### The exercise
Quote the whole listing word for word. Do not include the pictures.

---------- Data extract

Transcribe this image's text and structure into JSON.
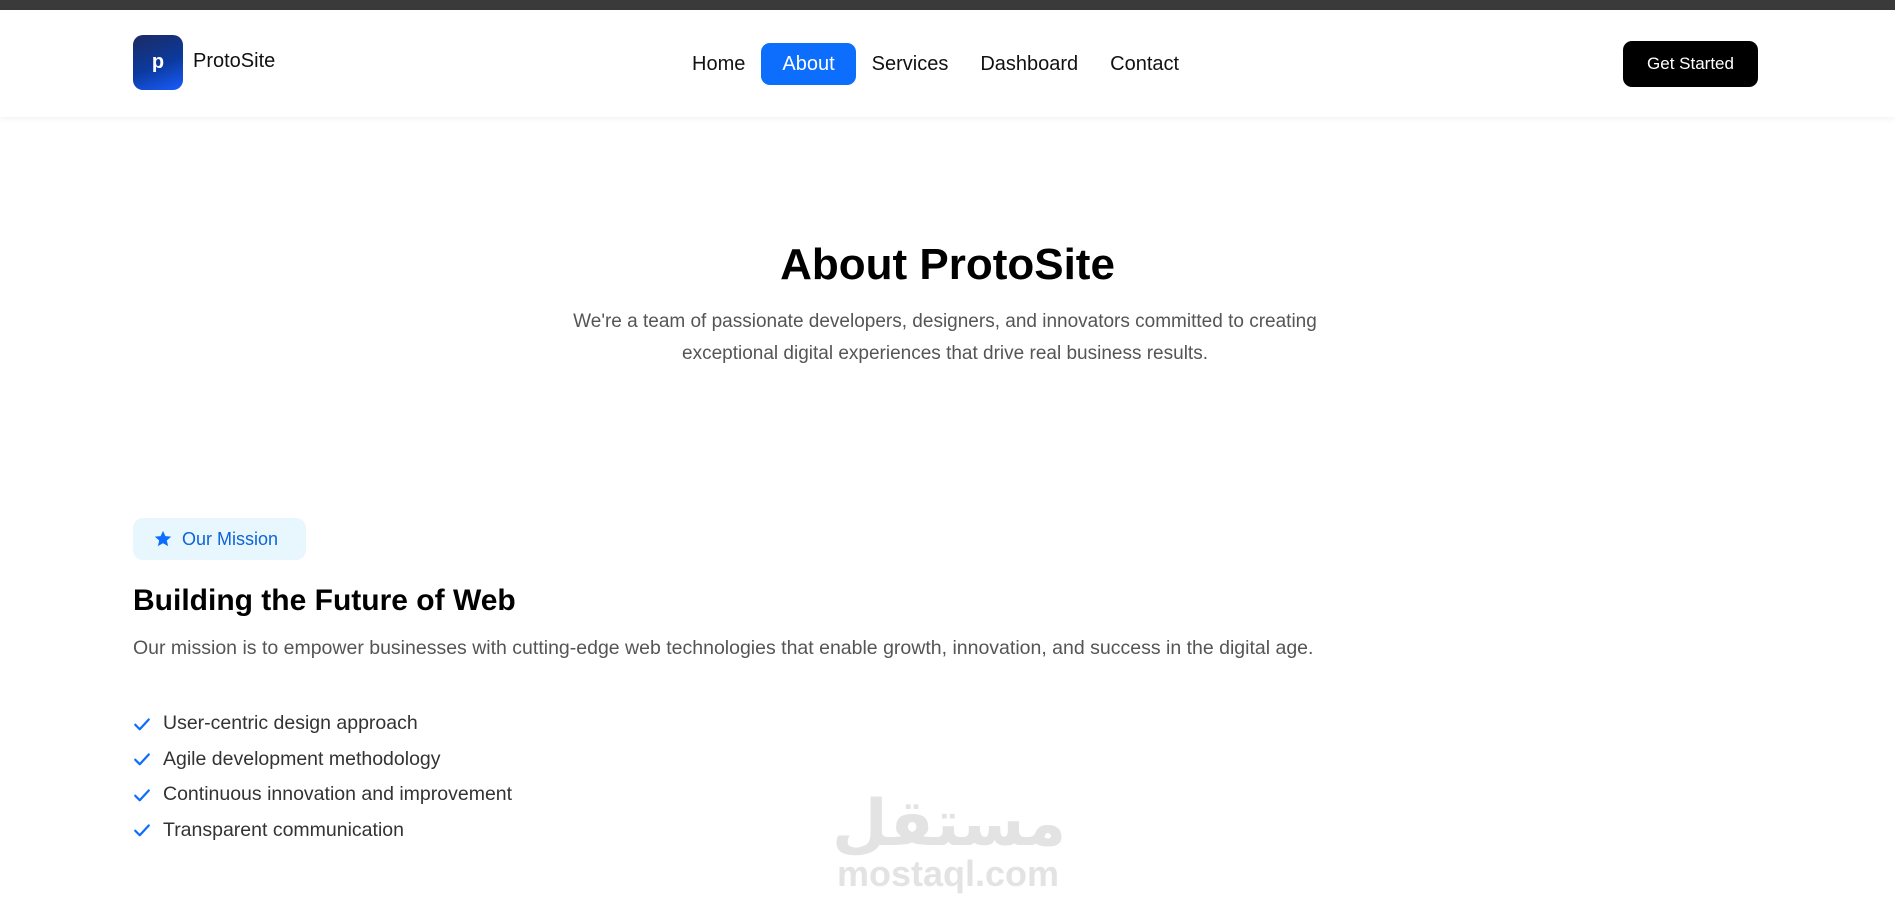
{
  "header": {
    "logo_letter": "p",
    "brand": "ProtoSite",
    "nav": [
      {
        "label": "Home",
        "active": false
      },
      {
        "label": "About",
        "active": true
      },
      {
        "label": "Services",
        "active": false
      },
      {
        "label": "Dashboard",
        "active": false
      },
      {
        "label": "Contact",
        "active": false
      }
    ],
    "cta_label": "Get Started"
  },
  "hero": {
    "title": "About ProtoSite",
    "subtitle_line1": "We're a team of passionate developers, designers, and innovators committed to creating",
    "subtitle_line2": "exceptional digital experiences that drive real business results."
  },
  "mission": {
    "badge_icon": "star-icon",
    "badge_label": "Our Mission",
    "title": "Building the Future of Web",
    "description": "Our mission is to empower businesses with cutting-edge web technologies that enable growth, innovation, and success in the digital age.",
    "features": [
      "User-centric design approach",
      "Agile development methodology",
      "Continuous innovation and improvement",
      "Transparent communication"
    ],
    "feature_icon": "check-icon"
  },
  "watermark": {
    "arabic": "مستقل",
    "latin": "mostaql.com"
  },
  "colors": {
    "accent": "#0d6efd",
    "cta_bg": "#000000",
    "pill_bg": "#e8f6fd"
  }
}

--------------------

### The completed task
Transcribe this image's text and structure into JSON.
{
  "header": {
    "logo_letter": "p",
    "brand": "ProtoSite",
    "nav": [
      {
        "label": "Home",
        "active": false
      },
      {
        "label": "About",
        "active": true
      },
      {
        "label": "Services",
        "active": false
      },
      {
        "label": "Dashboard",
        "active": false
      },
      {
        "label": "Contact",
        "active": false
      }
    ],
    "cta_label": "Get Started"
  },
  "hero": {
    "title": "About ProtoSite",
    "subtitle_line1": "We're a team of passionate developers, designers, and innovators committed to creating",
    "subtitle_line2": "exceptional digital experiences that drive real business results."
  },
  "mission": {
    "badge_icon": "star-icon",
    "badge_label": "Our Mission",
    "title": "Building the Future of Web",
    "description": "Our mission is to empower businesses with cutting-edge web technologies that enable growth, innovation, and success in the digital age.",
    "features": [
      "User-centric design approach",
      "Agile development methodology",
      "Continuous innovation and improvement",
      "Transparent communication"
    ],
    "feature_icon": "check-icon"
  },
  "watermark": {
    "arabic": "مستقل",
    "latin": "mostaql.com"
  },
  "colors": {
    "accent": "#0d6efd",
    "cta_bg": "#000000",
    "pill_bg": "#e8f6fd"
  }
}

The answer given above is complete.